Items listed in a dataset
start
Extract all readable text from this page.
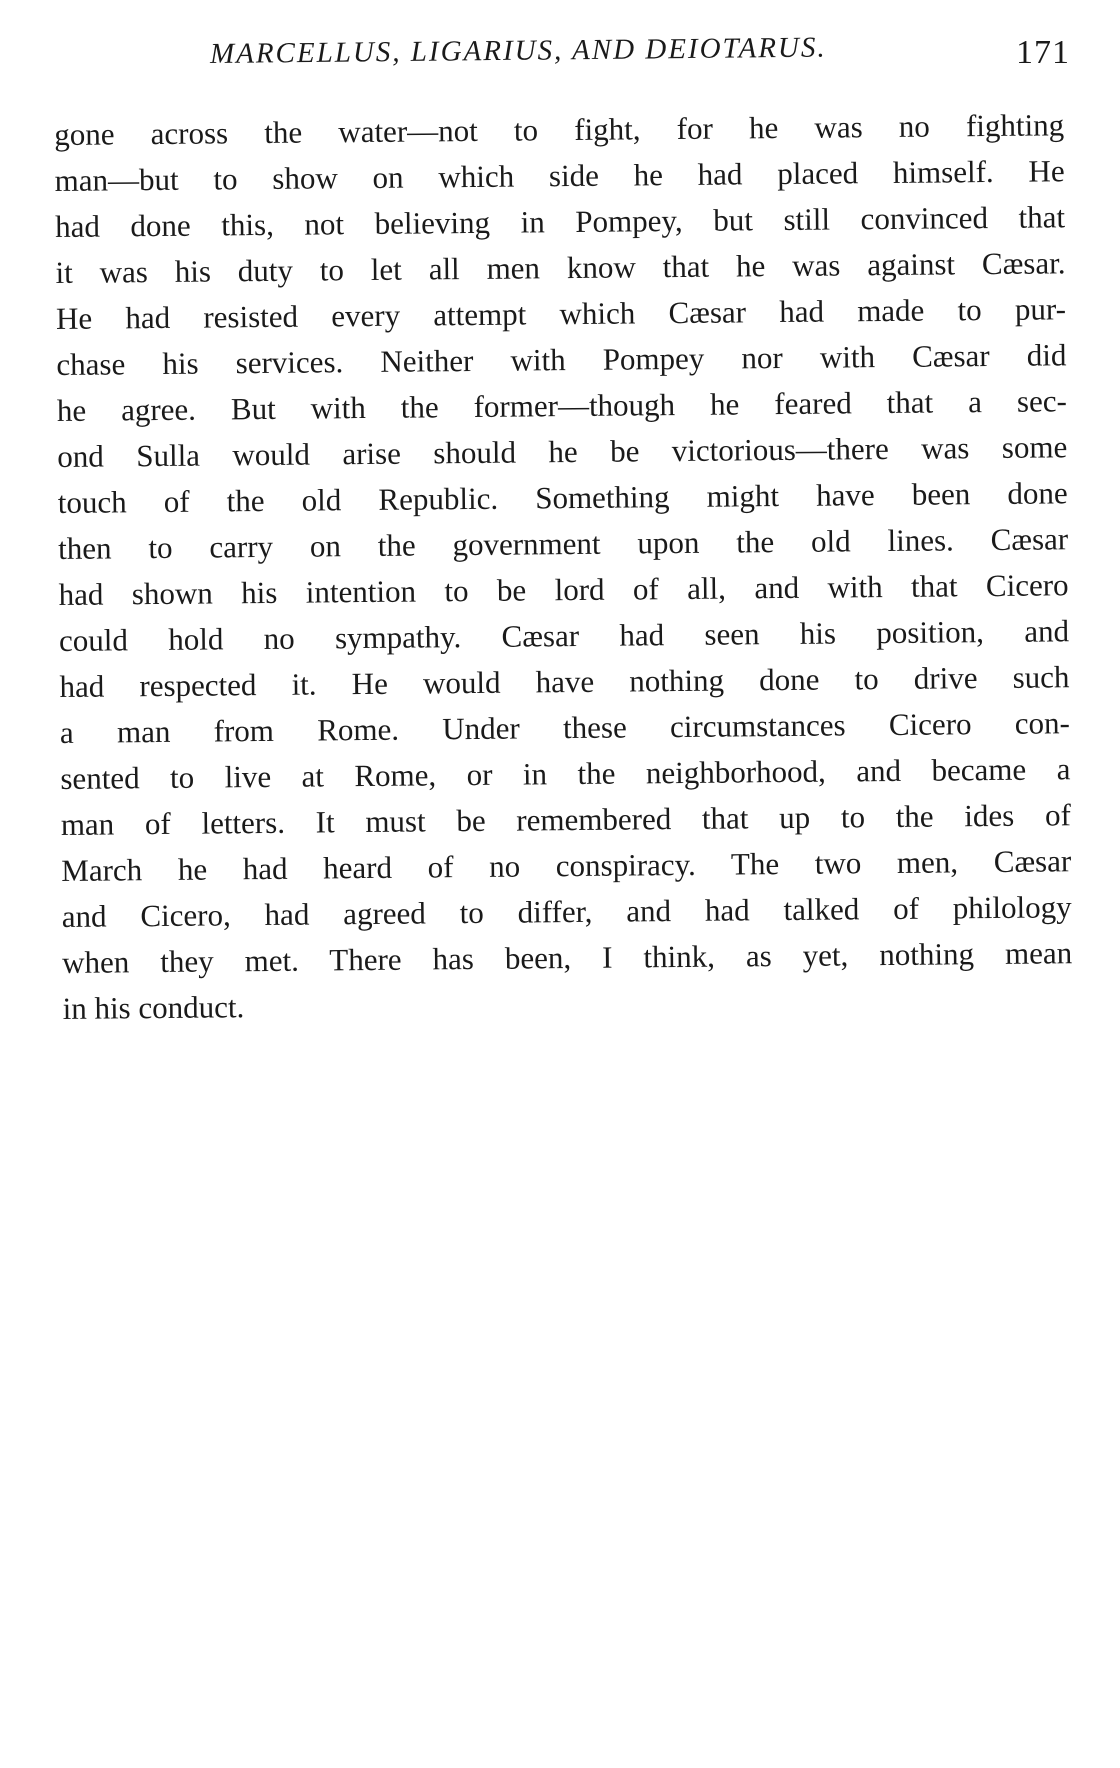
MARCELLUS, LIGARIUS, AND DEIOTARUS.	171
gone across the water—not to fight, for he was no fighting
man—but to show on which side he had placed himself. He
had done this, not believing in Pompey, but still convinced that
it was his duty to let all men know that he was against Cæsar.
He had resisted every attempt which Cæsar had made to pur-
chase his services. Neither with Pompey nor with Cæsar did
he agree. But with the former—though he feared that a sec-
ond Sulla would arise should he be victorious—there was some
touch of the old Republic. Something might have been done
then to carry on the government upon the old lines. Cæsar
had shown his intention to be lord of all, and with that Cicero
could hold no sympathy. Cæsar had seen his position, and
had respected it. He would have nothing done to drive such
a man from Rome. Under these circumstances Cicero con-
sented to live at Rome, or in the neighborhood, and became a
man of letters. It must be remembered that up to the ides of
March he had heard of no conspiracy. The two men, Cæsar
and Cicero, had agreed to differ, and had talked of philology
when they met. There has been, I think, as yet, nothing mean
in his conduct.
end
- [SET EXERCISE]: Leave the pictures out and reproduce all of the records exactly.

- [THE SOLUTION]:
Extract all readable text from this page.
MARCELLUS, LIGARIUS, AND DEIOTARUS.	171
gone across the water—not to fight, for he was no fighting
man—but to show on which side he had placed himself. He
had done this, not believing in Pompey, but still convinced that
it was his duty to let all men know that he was against Cæsar.
He had resisted every attempt which Cæsar had made to pur-
chase his services. Neither with Pompey nor with Cæsar did
he agree. But with the former—though he feared that a sec-
ond Sulla would arise should he be victorious—there was some
touch of the old Republic. Something might have been done
then to carry on the government upon the old lines. Cæsar
had shown his intention to be lord of all, and with that Cicero
could hold no sympathy. Cæsar had seen his position, and
had respected it. He would have nothing done to drive such
a man from Rome. Under these circumstances Cicero con-
sented to live at Rome, or in the neighborhood, and became a
man of letters. It must be remembered that up to the ides of
March he had heard of no conspiracy. The two men, Cæsar
and Cicero, had agreed to differ, and had talked of philology
when they met. There has been, I think, as yet, nothing mean
in his conduct.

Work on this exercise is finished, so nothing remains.